» TASK PROMPT
Please rewrite the data from the line with "tab-expenses: Expenses xyxy=(4,678,21,807)" to the line with "part1-header: Part ISummary", both ends included, as a numbered list with blank lines left out.

» INPUT RECORDS
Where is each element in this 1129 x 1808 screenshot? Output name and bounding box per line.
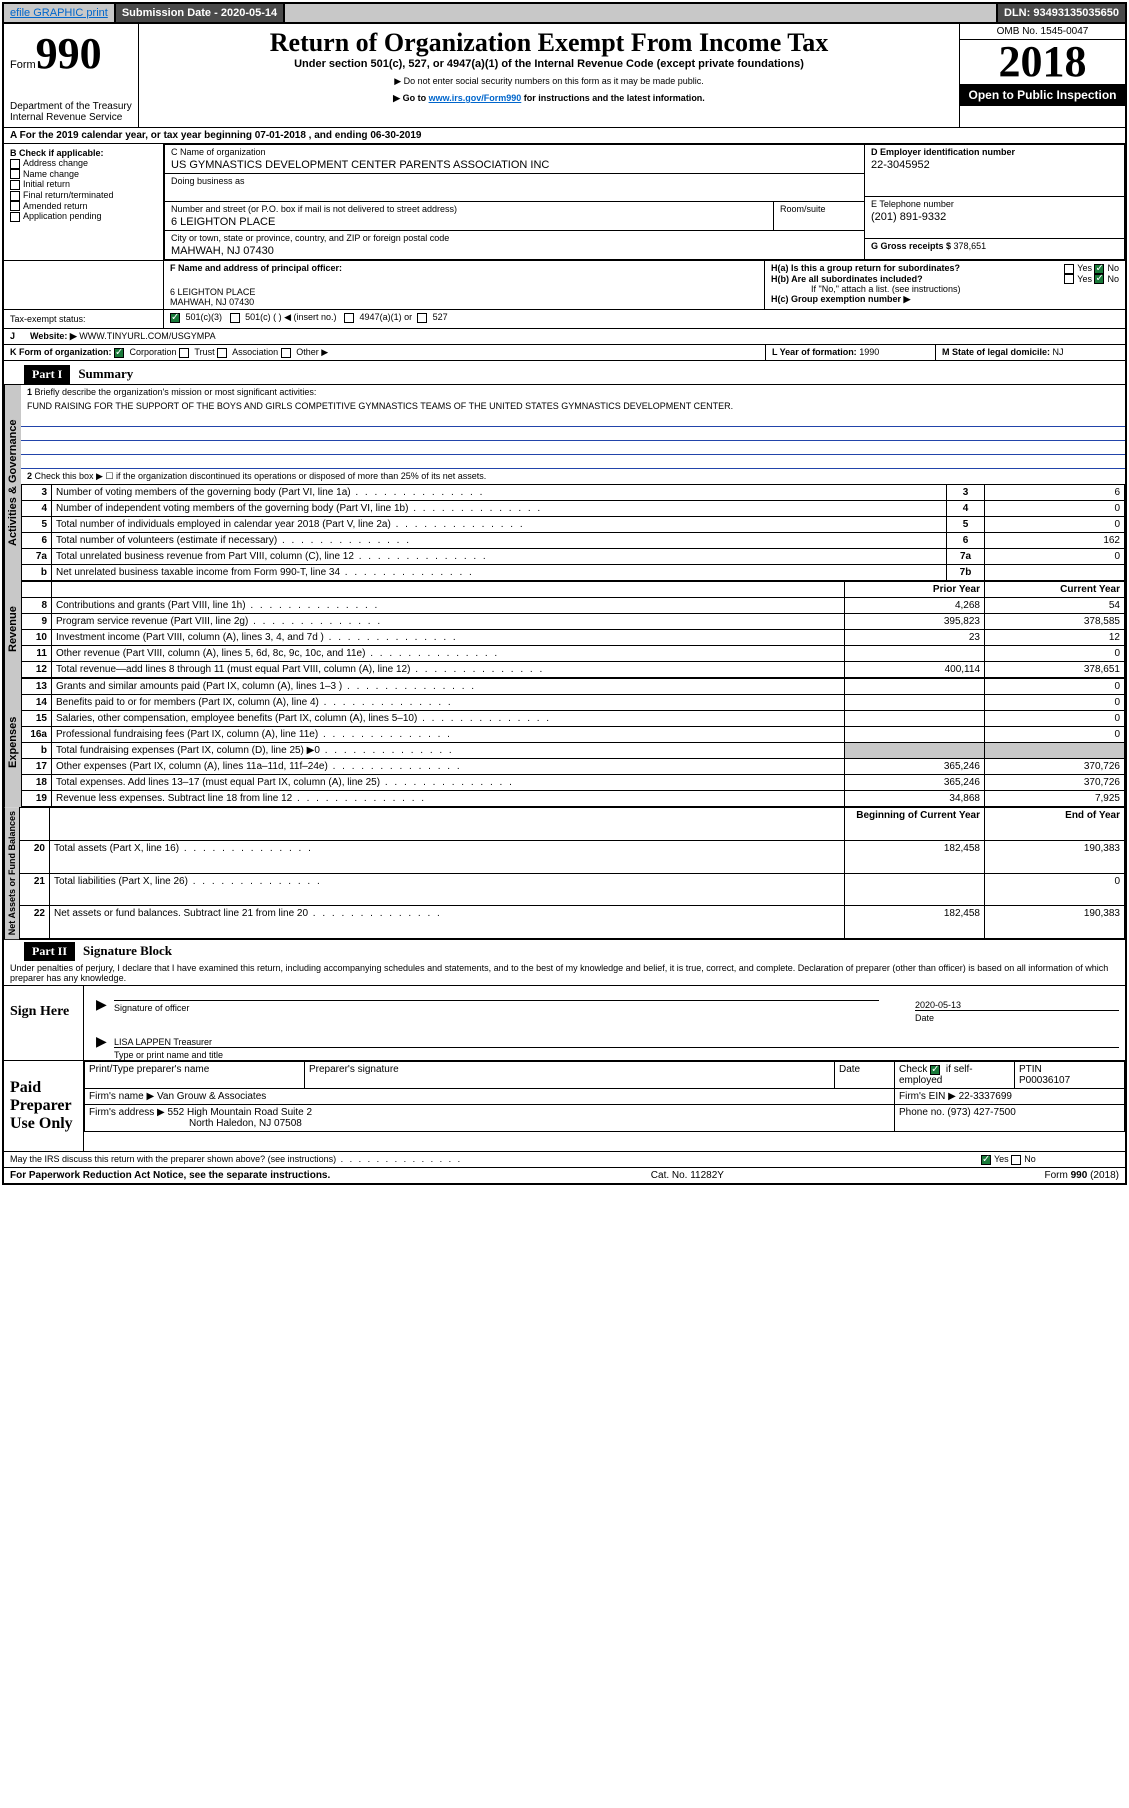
tab-expenses: Expenses xyxy=(4,678,21,807)
f-label: F Name and address of principal officer: xyxy=(170,263,758,273)
officer-addr1: 6 LEIGHTON PLACE xyxy=(170,287,758,297)
topbar: efile GRAPHIC print Submission Date - 20… xyxy=(4,4,1125,24)
chk-self-employed[interactable] xyxy=(930,1065,940,1075)
ha-label: H(a) Is this a group return for subordin… xyxy=(771,263,960,274)
discuss-yes[interactable] xyxy=(981,1155,991,1165)
street-address: 6 LEIGHTON PLACE xyxy=(171,214,767,228)
chk-name[interactable] xyxy=(10,169,20,179)
d-label: D Employer identification number xyxy=(871,147,1118,157)
chk-4947[interactable] xyxy=(344,313,354,323)
arrow-icon: ▶ xyxy=(96,996,107,1013)
chk-final[interactable] xyxy=(10,191,20,201)
mission: FUND RAISING FOR THE SUPPORT OF THE BOYS… xyxy=(21,399,1125,413)
chk-501c3[interactable] xyxy=(170,313,180,323)
chk-other[interactable] xyxy=(281,348,291,358)
netassets-table: Beginning of Current YearEnd of Year 20T… xyxy=(19,807,1125,939)
year-formation: 1990 xyxy=(859,347,879,357)
part2-header: Part IISignature Block xyxy=(4,939,1125,961)
submission-date-cell: Submission Date - 2020-05-14 xyxy=(116,4,285,22)
q2: Check this box ▶ ☐ if the organization d… xyxy=(35,471,487,481)
subtitle-2: ▶ Do not enter social security numbers o… xyxy=(145,76,953,87)
firm-phone: (973) 427-7500 xyxy=(947,1107,1015,1118)
e-label: E Telephone number xyxy=(871,199,1118,209)
discuss-no[interactable] xyxy=(1011,1155,1021,1165)
city-label: City or town, state or province, country… xyxy=(171,233,858,243)
governance-table: 3Number of voting members of the governi… xyxy=(21,484,1125,581)
hb-note: If "No," attach a list. (see instruction… xyxy=(771,284,1119,294)
officer-addr2: MAHWAH, NJ 07430 xyxy=(170,297,758,307)
taxexempt-label: Tax-exempt status: xyxy=(4,310,164,328)
col-b: B Check if applicable: Address change Na… xyxy=(4,144,164,260)
hb-yes[interactable] xyxy=(1064,274,1074,284)
dba-label: Doing business as xyxy=(171,176,858,186)
part1-header: Part ISummary xyxy=(4,360,1125,384)
form-page: efile GRAPHIC print Submission Date - 20… xyxy=(2,2,1127,1185)
tax-year: 2018 xyxy=(960,40,1125,84)
c-name-label: C Name of organization xyxy=(171,147,858,157)
ha-yes[interactable] xyxy=(1064,264,1074,274)
footer: For Paperwork Reduction Act Notice, see … xyxy=(4,1167,1125,1183)
subtitle-1: Under section 501(c), 527, or 4947(a)(1)… xyxy=(145,58,953,70)
chk-initial[interactable] xyxy=(10,180,20,190)
chk-527[interactable] xyxy=(417,313,427,323)
expenses-table: 13Grants and similar amounts paid (Part … xyxy=(21,678,1125,807)
paid-preparer: Paid Preparer Use Only Print/Type prepar… xyxy=(4,1060,1125,1151)
revenue-table: Prior YearCurrent Year 8Contributions an… xyxy=(21,581,1125,678)
ptin: P00036107 xyxy=(1019,1075,1120,1086)
q1: Briefly describe the organization's miss… xyxy=(35,387,317,397)
org-name: US GYMNASTICS DEVELOPMENT CENTER PARENTS… xyxy=(171,157,858,171)
ha-no[interactable] xyxy=(1094,264,1104,274)
chk-501c[interactable] xyxy=(230,313,240,323)
arrow-icon: ▶ xyxy=(96,1033,107,1050)
form-title: Return of Organization Exempt From Incom… xyxy=(145,28,953,58)
efile-print[interactable]: efile GRAPHIC print xyxy=(4,4,116,22)
chk-corp[interactable] xyxy=(114,348,124,358)
firm-name: Van Grouw & Associates xyxy=(157,1091,266,1102)
subtitle-3: ▶ Go to www.irs.gov/Form990 for instruct… xyxy=(145,93,953,104)
phone: (201) 891-9332 xyxy=(871,209,1118,223)
col-b-label: B Check if applicable: xyxy=(10,148,157,158)
dln-cell: DLN: 93493135035650 xyxy=(996,4,1125,22)
efile-label: efile GRAPHIC print xyxy=(10,7,108,19)
state-domicile: NJ xyxy=(1053,347,1064,357)
sign-here: Sign Here ▶Signature of officer 2020-05-… xyxy=(4,985,1125,1060)
firm-addr2: North Haledon, NJ 07508 xyxy=(89,1118,302,1129)
j-label: J xyxy=(4,329,24,344)
header-block: B Check if applicable: Address change Na… xyxy=(4,143,1125,260)
chk-amended[interactable] xyxy=(10,201,20,211)
room-label: Room/suite xyxy=(774,202,864,230)
hb-no[interactable] xyxy=(1094,274,1104,284)
tab-netassets: Net Assets or Fund Balances xyxy=(4,807,19,939)
hc-label: H(c) Group exemption number ▶ xyxy=(771,294,1119,305)
tab-governance: Activities & Governance xyxy=(4,385,21,581)
tab-revenue: Revenue xyxy=(4,581,21,678)
instructions-link[interactable]: www.irs.gov/Form990 xyxy=(429,93,522,103)
officer-name: LISA LAPPEN Treasurer xyxy=(114,1037,212,1047)
declaration: Under penalties of perjury, I declare th… xyxy=(4,961,1125,985)
sig-date: 2020-05-13 xyxy=(915,988,1119,1011)
open-inspection: Open to Public Inspection xyxy=(960,84,1125,106)
firm-addr1: 552 High Mountain Road Suite 2 xyxy=(168,1107,313,1118)
col-c-wrap: C Name of organizationUS GYMNASTICS DEVE… xyxy=(164,144,1125,260)
g-label: G Gross receipts $ xyxy=(871,241,954,251)
gross-receipts: 378,651 xyxy=(954,241,987,251)
chk-assoc[interactable] xyxy=(217,348,227,358)
firm-ein: 22-3337699 xyxy=(959,1091,1012,1102)
chk-address[interactable] xyxy=(10,159,20,169)
hb-label: H(b) Are all subordinates included? xyxy=(771,274,923,285)
dept-treasury: Department of the Treasury Internal Reve… xyxy=(10,101,132,123)
form-number: Form990 xyxy=(10,28,132,79)
discuss-text: May the IRS discuss this return with the… xyxy=(10,1154,462,1164)
ein: 22-3045952 xyxy=(871,157,1118,171)
header: Form990 Department of the Treasury Inter… xyxy=(4,24,1125,127)
website: WWW.TINYURL.COM/USGYMPA xyxy=(79,331,215,341)
section-a: A For the 2019 calendar year, or tax yea… xyxy=(4,127,1125,143)
city-state-zip: MAHWAH, NJ 07430 xyxy=(171,243,858,257)
chk-pending[interactable] xyxy=(10,212,20,222)
addr-label: Number and street (or P.O. box if mail i… xyxy=(171,204,767,214)
chk-trust[interactable] xyxy=(179,348,189,358)
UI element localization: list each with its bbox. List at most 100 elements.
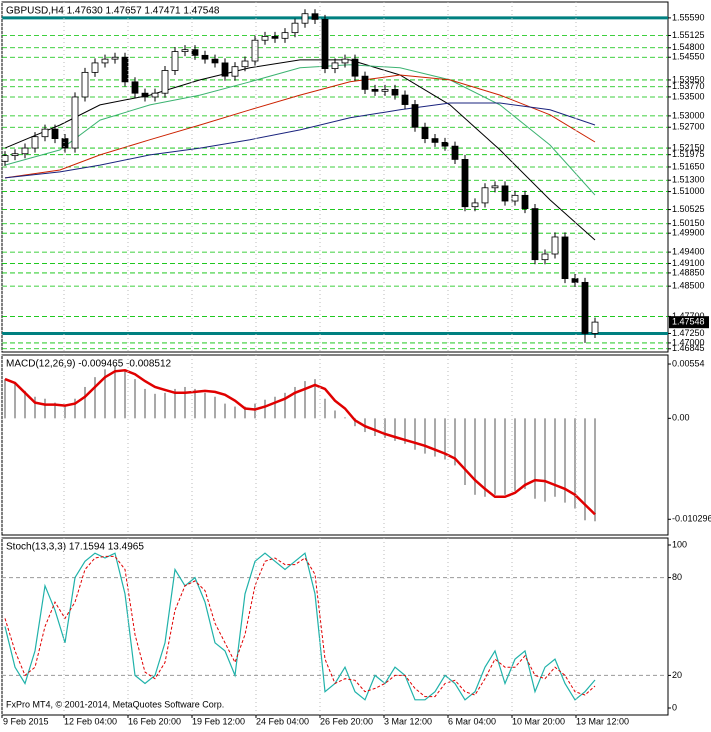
candle-body (181, 49, 189, 52)
panel-plot (2, 9, 668, 350)
candle-body (441, 141, 449, 147)
macd-bar (84, 386, 86, 419)
macd-bar (304, 381, 306, 419)
macd-bar (114, 365, 116, 419)
candle-body (61, 138, 69, 149)
candle-body (311, 13, 319, 20)
y-tick-label: 1.49100 (672, 258, 705, 268)
macd-bar (24, 390, 26, 419)
y-tick-label: 0 (672, 702, 677, 712)
macd-bar (74, 398, 76, 419)
x-tick-label: 12 Feb 04:00 (64, 716, 117, 726)
macd-bar (504, 418, 506, 495)
macd-bar (134, 379, 136, 419)
macd-bar (584, 418, 586, 521)
panel-title: GBPUSD,H4 1.47630 1.47657 1.47471 1.4754… (6, 6, 220, 17)
candle-body (51, 128, 59, 139)
y-tick-label: 20 (672, 670, 682, 680)
last-price-box (669, 316, 709, 329)
y-tick-label: 1.53770 (672, 81, 705, 91)
stoch-main (4, 552, 596, 701)
y-tick-label: 1.50525 (672, 204, 705, 214)
macd-bar (414, 418, 416, 450)
candle-body (271, 36, 279, 39)
macd-bar (394, 418, 396, 441)
y-tick-label: 1.53500 (672, 91, 705, 101)
macd-bar (554, 418, 556, 497)
macd-bar (4, 379, 6, 419)
y-tick-label: 1.50150 (672, 218, 705, 228)
y-tick-label: 1.52150 (672, 142, 705, 152)
macd-bar (474, 418, 476, 495)
candle-body (561, 236, 569, 279)
macd-bar (244, 406, 246, 419)
candle-body (161, 70, 169, 94)
candle-body (321, 19, 329, 69)
y-tick-label: 1.55125 (672, 30, 705, 40)
macd-bar (564, 418, 566, 503)
candle-body (301, 13, 309, 24)
macd-bar (374, 418, 376, 436)
macd-bar (484, 418, 486, 497)
moving-average (4, 74, 596, 179)
candle-body (231, 66, 239, 77)
macd-bar (324, 398, 326, 419)
candle-body (2, 155, 9, 162)
y-tick-label: 1.46845 (672, 343, 705, 353)
candle-body (341, 58, 349, 64)
macd-bar (444, 418, 446, 460)
y-tick-label: 1.54800 (672, 42, 705, 52)
candle-body (591, 321, 599, 334)
macd-bar (174, 388, 176, 419)
candle-body (21, 147, 29, 155)
macd-bar (54, 402, 56, 419)
candle-body (131, 81, 139, 94)
y-tick-label: 1.53000 (672, 110, 705, 120)
y-tick-label: 1.47000 (672, 337, 705, 347)
candle-body (551, 236, 559, 255)
macd-bar (524, 418, 526, 489)
candle-body (411, 104, 419, 128)
y-tick-label: -0.010296 (672, 514, 711, 524)
y-tick-label: 80 (672, 572, 682, 582)
x-tick-label: 9 Feb 2015 (3, 716, 49, 726)
y-tick-label: 0.00 (672, 413, 690, 423)
candle-body (361, 75, 369, 90)
macd-bar (104, 369, 106, 419)
x-tick-label: 13 Mar 12:00 (576, 716, 629, 726)
macd-bar (254, 403, 256, 419)
y-tick-label: 1.54550 (672, 52, 705, 62)
candle-body (101, 58, 109, 64)
candle-body (121, 56, 129, 83)
candle-body (151, 92, 159, 98)
candle-body (391, 89, 399, 96)
stoch-signal (4, 555, 596, 698)
candle-body (531, 208, 539, 261)
candle-body (251, 39, 259, 62)
macd-bar (434, 418, 436, 457)
y-tick-label: 1.47700 (672, 311, 705, 321)
macd-bar (214, 396, 216, 419)
x-tick-label: 10 Mar 20:00 (512, 716, 565, 726)
macd-bar (194, 388, 196, 419)
macd-bar (464, 418, 466, 485)
macd-bar (64, 406, 66, 419)
panel-title: MACD(12,26,9) -0.009465 -0.008512 (6, 359, 172, 370)
candle-body (581, 281, 589, 334)
candle-body (71, 96, 79, 149)
macd-bar (234, 406, 236, 419)
candle-body (11, 153, 19, 157)
y-tick-label: 1.49900 (672, 228, 705, 238)
y-tick-label: 1.48500 (672, 281, 705, 291)
y-tick-label: 1.55590 (672, 12, 705, 22)
candle-body (191, 49, 199, 56)
macd-bar (124, 371, 126, 419)
candle-body (421, 126, 429, 139)
footer: FxPro MT4, © 2001-2014, MetaQuotes Softw… (6, 699, 224, 709)
panel-title: Stoch(13,3,3) 17.1594 13.4965 (6, 542, 144, 553)
panel-plot (2, 552, 668, 701)
candle-body (261, 36, 269, 41)
candle-body (491, 185, 499, 189)
candle-body (471, 202, 479, 208)
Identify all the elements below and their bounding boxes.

» SOLUTION
1. tab-expenses: Expenses xyxy=(4,678,21,807)
2. f-label: F Name and address of principal officer: xyxy=(170,263,758,273)
3. officer-addr1: 6 LEIGHTON PLACE xyxy=(170,287,758,297)
4. topbar: efile GRAPHIC print Submission Date - 20… xyxy=(4,4,1125,24)
5. chk-self-employed[interactable] xyxy=(930,1065,940,1075)
6. ha-label: H(a) Is this a group return for subordin… xyxy=(771,263,960,274)
7. discuss-yes[interactable] xyxy=(981,1155,991,1165)
8. street-address: 6 LEIGHTON PLACE xyxy=(171,214,767,228)
9. chk-name[interactable] xyxy=(10,169,20,179)
10. d-label: D Employer identification number xyxy=(871,147,1118,157)
11. chk-4947[interactable] xyxy=(344,313,354,323)
12. arrow-icon: ▶ xyxy=(96,996,107,1013)
13. chk-final[interactable] xyxy=(10,191,20,201)
14. mission: FUND RAISING FOR THE SUPPORT OF THE BOYS… xyxy=(21,399,1125,413)
15. chk-501c3[interactable] xyxy=(170,313,180,323)
16. chk-other[interactable] xyxy=(281,348,291,358)
17. netassets-table: Beginning of Current YearEnd of Year 20T… xyxy=(19,807,1125,939)
18. year-formation: 1990 xyxy=(859,347,879,357)
19. part2-header: Part IISignature Block xyxy=(4,939,1125,961)
20. submission-date-cell: Submission Date - 2020-05-14 xyxy=(116,4,285,22)
21. q2: Check this box ▶ ☐ if the organization d… xyxy=(35,471,487,481)
22. subtitle-2: ▶ Do not enter social security numbers o… xyxy=(145,76,953,87)
23. firm-phone: (973) 427-7500 xyxy=(947,1107,1015,1118)
24. e-label: E Telephone number xyxy=(871,199,1118,209)
25. discuss-no[interactable] xyxy=(1011,1155,1021,1165)
26. city-label: City or town, state or province, country… xyxy=(171,233,858,243)
27. governance-table: 3Number of voting members of the governi… xyxy=(21,484,1125,581)
28. hb-note: If "No," attach a list. (see instruction… xyxy=(771,284,1119,294)
29. officer-addr2: MAHWAH, NJ 07430 xyxy=(170,297,758,307)
30. taxexempt-label: Tax-exempt status: xyxy=(4,310,164,328)
31. col-b: B Check if applicable: Address change Na… xyxy=(4,144,164,260)
32. hb-yes[interactable] xyxy=(1064,274,1074,284)
33. dba-label: Doing business as xyxy=(171,176,858,186)
34. part1-header: Part ISummary xyxy=(4,360,1125,384)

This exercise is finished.